• PROMPT:
What follows is a set of records; repeat all of them exactly.

• Collected data:
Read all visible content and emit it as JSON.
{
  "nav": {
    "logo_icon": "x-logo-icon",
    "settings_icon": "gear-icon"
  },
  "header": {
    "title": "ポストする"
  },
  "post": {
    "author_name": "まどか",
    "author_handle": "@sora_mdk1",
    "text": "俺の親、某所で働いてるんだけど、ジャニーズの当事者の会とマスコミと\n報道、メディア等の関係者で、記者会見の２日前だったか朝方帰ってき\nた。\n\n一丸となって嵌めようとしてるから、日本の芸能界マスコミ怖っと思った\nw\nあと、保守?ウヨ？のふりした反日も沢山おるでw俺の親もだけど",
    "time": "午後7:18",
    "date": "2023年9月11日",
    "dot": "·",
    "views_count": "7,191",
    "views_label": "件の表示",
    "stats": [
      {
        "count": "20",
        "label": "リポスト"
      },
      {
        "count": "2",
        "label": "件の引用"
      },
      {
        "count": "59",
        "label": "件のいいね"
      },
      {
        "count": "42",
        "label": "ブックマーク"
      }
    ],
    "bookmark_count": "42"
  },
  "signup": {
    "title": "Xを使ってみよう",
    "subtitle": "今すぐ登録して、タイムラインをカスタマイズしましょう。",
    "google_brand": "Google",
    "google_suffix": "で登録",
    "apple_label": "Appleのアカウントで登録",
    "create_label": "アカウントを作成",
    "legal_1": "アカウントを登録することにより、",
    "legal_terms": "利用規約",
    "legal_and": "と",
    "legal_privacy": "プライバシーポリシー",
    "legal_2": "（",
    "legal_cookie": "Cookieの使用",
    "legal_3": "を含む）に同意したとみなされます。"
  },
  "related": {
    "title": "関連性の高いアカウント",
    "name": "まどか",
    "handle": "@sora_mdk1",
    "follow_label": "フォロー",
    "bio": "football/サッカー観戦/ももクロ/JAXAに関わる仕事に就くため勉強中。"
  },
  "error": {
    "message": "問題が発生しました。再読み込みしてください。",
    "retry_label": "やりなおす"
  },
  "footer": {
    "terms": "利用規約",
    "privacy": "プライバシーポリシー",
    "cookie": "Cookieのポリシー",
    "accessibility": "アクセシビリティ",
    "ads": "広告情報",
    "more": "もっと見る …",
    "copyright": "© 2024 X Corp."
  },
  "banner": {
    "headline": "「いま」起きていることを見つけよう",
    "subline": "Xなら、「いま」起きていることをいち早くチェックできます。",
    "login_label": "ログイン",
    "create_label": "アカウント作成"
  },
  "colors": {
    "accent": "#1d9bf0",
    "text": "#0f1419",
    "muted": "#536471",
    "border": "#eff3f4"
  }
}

• CORRECT OUTPUT:
Read all visible content and emit it as JSON.
{
  "nav": {
    "logo_icon": "x-logo-icon",
    "settings_icon": "gear-icon"
  },
  "header": {
    "title": "ポストする"
  },
  "post": {
    "author_name": "まどか",
    "author_handle": "@sora_mdk1",
    "text": "俺の親、某所で働いてるんだけど、ジャニーズの当事者の会とマスコミと\n報道、メディア等の関係者で、記者会見の２日前だったか朝方帰ってき\nた。\n\n一丸となって嵌めようとしてるから、日本の芸能界マスコミ怖っと思った\nw\nあと、保守?ウヨ？のふりした反日も沢山おるでw俺の親もだけど",
    "time": "午後7:18",
    "date": "2023年9月11日",
    "dot": "·",
    "views_count": "7,191",
    "views_label": "件の表示",
    "stats": [
      {
        "count": "20",
        "label": "リポスト"
      },
      {
        "count": "2",
        "label": "件の引用"
      },
      {
        "count": "59",
        "label": "件のいいね"
      },
      {
        "count": "42",
        "label": "ブックマーク"
      }
    ],
    "bookmark_count": "42"
  },
  "signup": {
    "title": "Xを使ってみよう",
    "subtitle": "今すぐ登録して、タイムラインをカスタマイズしましょう。",
    "google_brand": "Google",
    "google_suffix": "で登録",
    "apple_label": "Appleのアカウントで登録",
    "create_label": "アカウントを作成",
    "legal_1": "アカウントを登録することにより、",
    "legal_terms": "利用規約",
    "legal_and": "と",
    "legal_privacy": "プライバシーポリシー",
    "legal_2": "（",
    "legal_cookie": "Cookieの使用",
    "legal_3": "を含む）に同意したとみなされます。"
  },
  "related": {
    "title": "関連性の高いアカウント",
    "name": "まどか",
    "handle": "@sora_mdk1",
    "follow_label": "フォロー",
    "bio": "football/サッカー観戦/ももクロ/JAXAに関わる仕事に就くため勉強中。"
  },
  "error": {
    "message": "問題が発生しました。再読み込みしてください。",
    "retry_label": "やりなおす"
  },
  "footer": {
    "terms": "利用規約",
    "privacy": "プライバシーポリシー",
    "cookie": "Cookieのポリシー",
    "accessibility": "アクセシビリティ",
    "ads": "広告情報",
    "more": "もっと見る …",
    "copyright": "© 2024 X Corp."
  },
  "banner": {
    "headline": "「いま」起きていることを見つけよう",
    "subline": "Xなら、「いま」起きていることをいち早くチェックできます。",
    "login_label": "ログイン",
    "create_label": "アカウント作成"
  },
  "colors": {
    "accent": "#1d9bf0",
    "text": "#0f1419",
    "muted": "#536471",
    "border": "#eff3f4"
  }
}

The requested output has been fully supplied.